• _Problem statement_: Leave out any pictures and transcribe all other data below exactly.

##### Record excerpts

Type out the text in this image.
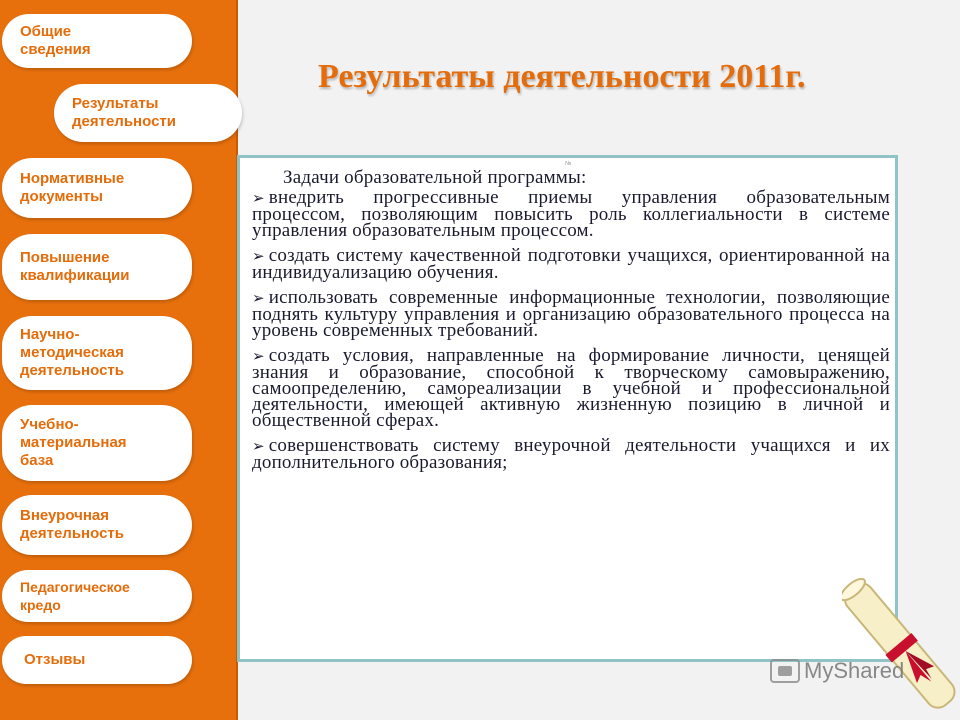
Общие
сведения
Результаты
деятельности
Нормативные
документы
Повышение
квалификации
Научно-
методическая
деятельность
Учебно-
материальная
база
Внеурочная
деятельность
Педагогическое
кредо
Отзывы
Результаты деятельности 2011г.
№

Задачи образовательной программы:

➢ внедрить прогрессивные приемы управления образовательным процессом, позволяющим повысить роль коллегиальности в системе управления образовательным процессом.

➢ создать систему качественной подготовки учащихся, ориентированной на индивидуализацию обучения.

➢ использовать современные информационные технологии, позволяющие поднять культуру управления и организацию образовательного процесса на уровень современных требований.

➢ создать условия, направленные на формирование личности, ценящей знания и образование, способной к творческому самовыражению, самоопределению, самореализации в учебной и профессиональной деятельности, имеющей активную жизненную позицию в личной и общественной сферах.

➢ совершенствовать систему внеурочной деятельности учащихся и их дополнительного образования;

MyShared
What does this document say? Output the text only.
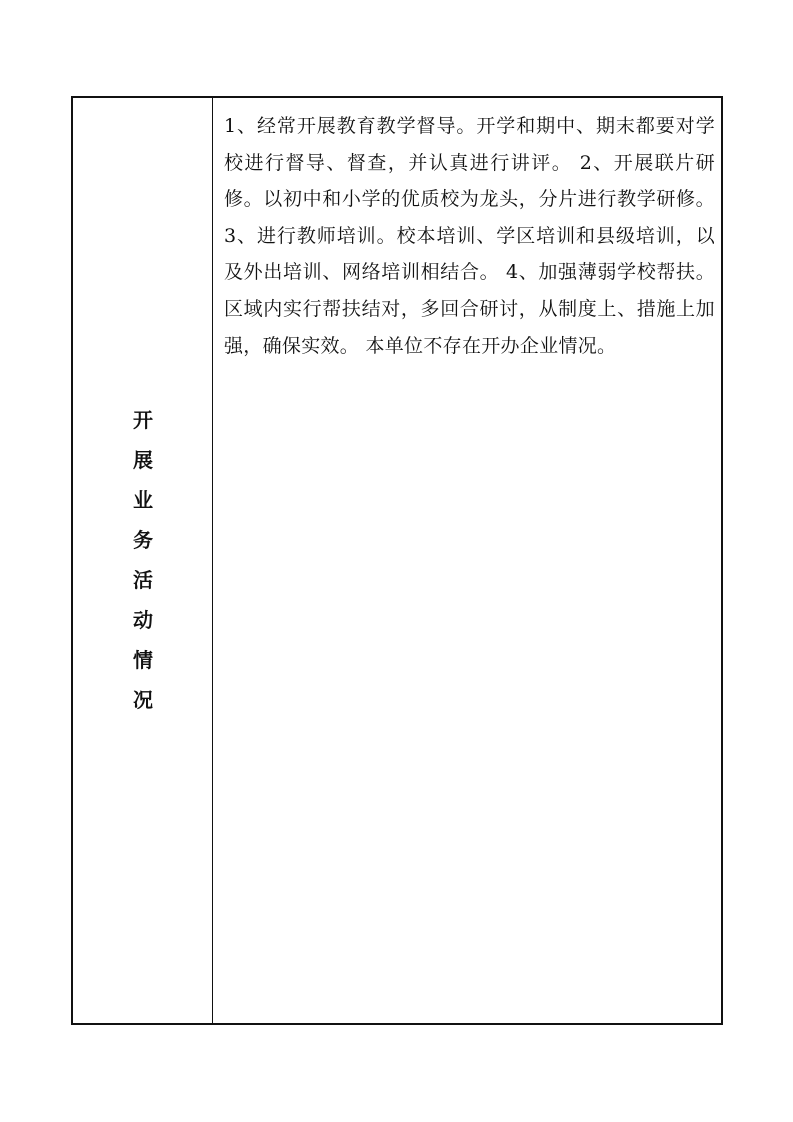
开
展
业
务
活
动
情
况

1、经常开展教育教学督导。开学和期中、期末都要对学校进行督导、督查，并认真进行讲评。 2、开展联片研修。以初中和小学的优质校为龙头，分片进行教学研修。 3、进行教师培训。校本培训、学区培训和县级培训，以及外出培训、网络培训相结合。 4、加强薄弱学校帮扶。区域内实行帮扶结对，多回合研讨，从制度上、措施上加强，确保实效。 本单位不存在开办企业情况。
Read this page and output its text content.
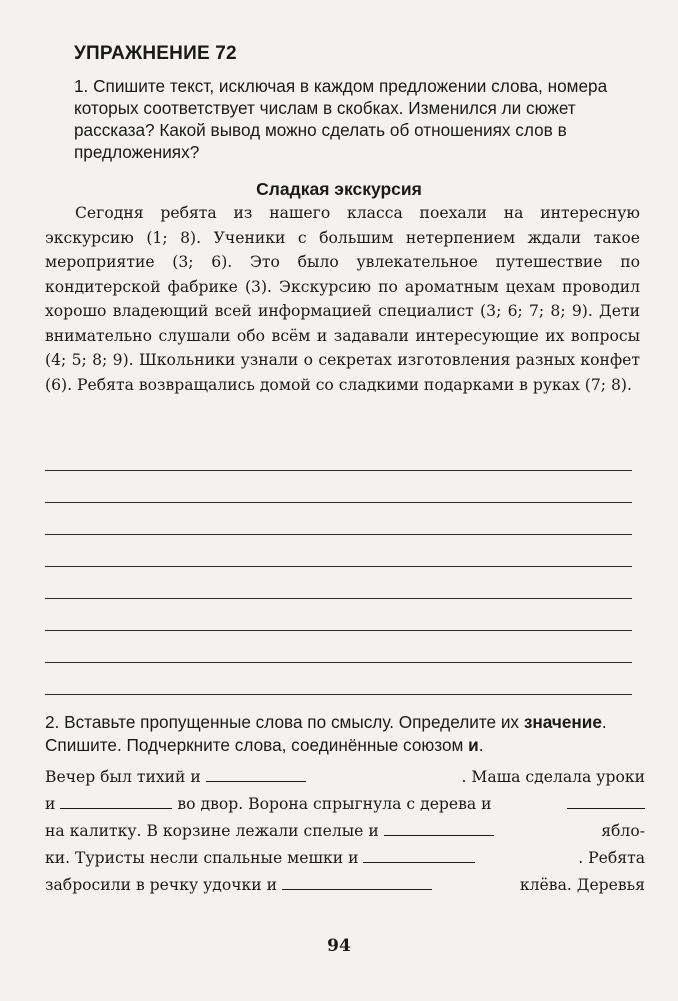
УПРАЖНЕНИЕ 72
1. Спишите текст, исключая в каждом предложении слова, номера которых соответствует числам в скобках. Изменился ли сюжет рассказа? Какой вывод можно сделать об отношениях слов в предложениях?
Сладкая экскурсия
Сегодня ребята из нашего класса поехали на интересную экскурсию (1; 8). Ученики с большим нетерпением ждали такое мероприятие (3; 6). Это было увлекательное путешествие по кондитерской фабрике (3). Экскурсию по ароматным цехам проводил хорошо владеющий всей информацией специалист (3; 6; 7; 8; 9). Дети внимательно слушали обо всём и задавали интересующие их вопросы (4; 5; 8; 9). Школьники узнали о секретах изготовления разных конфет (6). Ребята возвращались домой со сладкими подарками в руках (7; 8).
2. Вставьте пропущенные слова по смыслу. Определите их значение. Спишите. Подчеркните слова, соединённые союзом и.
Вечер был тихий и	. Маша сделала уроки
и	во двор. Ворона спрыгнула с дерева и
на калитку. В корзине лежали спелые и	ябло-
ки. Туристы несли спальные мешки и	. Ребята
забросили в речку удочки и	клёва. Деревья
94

##########

• _Solution to the exercise_:
Type out the text in this image.
Общие
сведения
Результаты
деятельности
Нормативные
документы
Повышение
квалификации
Научно-
методическая
деятельность
Учебно-
материальная
база
Внеурочная
деятельность
Педагогическое
кредо
Отзывы
Результаты деятельности 2011г.
№

Задачи образовательной программы:

➢ внедрить прогрессивные приемы управления образовательным процессом, позволяющим повысить роль коллегиальности в системе управления образовательным процессом.

➢ создать систему качественной подготовки учащихся, ориентированной на индивидуализацию обучения.

➢ использовать современные информационные технологии, позволяющие поднять культуру управления и организацию образовательного процесса на уровень современных требований.

➢ создать условия, направленные на формирование личности, ценящей знания и образование, способной к творческому самовыражению, самоопределению, самореализации в учебной и профессиональной деятельности, имеющей активную жизненную позицию в личной и общественной сферах.

➢ совершенствовать систему внеурочной деятельности учащихся и их дополнительного образования;

MyShared
What does this document say? Output the text only.
开
展
业
务
活
动
情
况

1、经常开展教育教学督导。开学和期中、期末都要对学校进行督导、督查，并认真进行讲评。 2、开展联片研修。以初中和小学的优质校为龙头，分片进行教学研修。 3、进行教师培训。校本培训、学区培训和县级培训，以及外出培训、网络培训相结合。 4、加强薄弱学校帮扶。区域内实行帮扶结对，多回合研讨，从制度上、措施上加强，确保实效。 本单位不存在开办企业情况。
Read this page and output its text content.
УПРАЖНЕНИЕ 72
1. Спишите текст, исключая в каждом предложении слова, номера которых соответствует числам в скобках. Изменился ли сюжет рассказа? Какой вывод можно сделать об отношениях слов в предложениях?
Сладкая экскурсия
Сегодня ребята из нашего класса поехали на интересную экскурсию (1; 8). Ученики с большим нетерпением ждали такое мероприятие (3; 6). Это было увлекательное путешествие по кондитерской фабрике (3). Экскурсию по ароматным цехам проводил хорошо владеющий всей информацией специалист (3; 6; 7; 8; 9). Дети внимательно слушали обо всём и задавали интересующие их вопросы (4; 5; 8; 9). Школьники узнали о секретах изготовления разных конфет (6). Ребята возвращались домой со сладкими подарками в руках (7; 8).
2. Вставьте пропущенные слова по смыслу. Определите их значение. Спишите. Подчеркните слова, соединённые союзом и.
Вечер был тихий и	. Маша сделала уроки
и	во двор. Ворона спрыгнула с дерева и
на калитку. В корзине лежали спелые и	ябло-
ки. Туристы несли спальные мешки и	. Ребята
забросили в речку удочки и	клёва. Деревья
94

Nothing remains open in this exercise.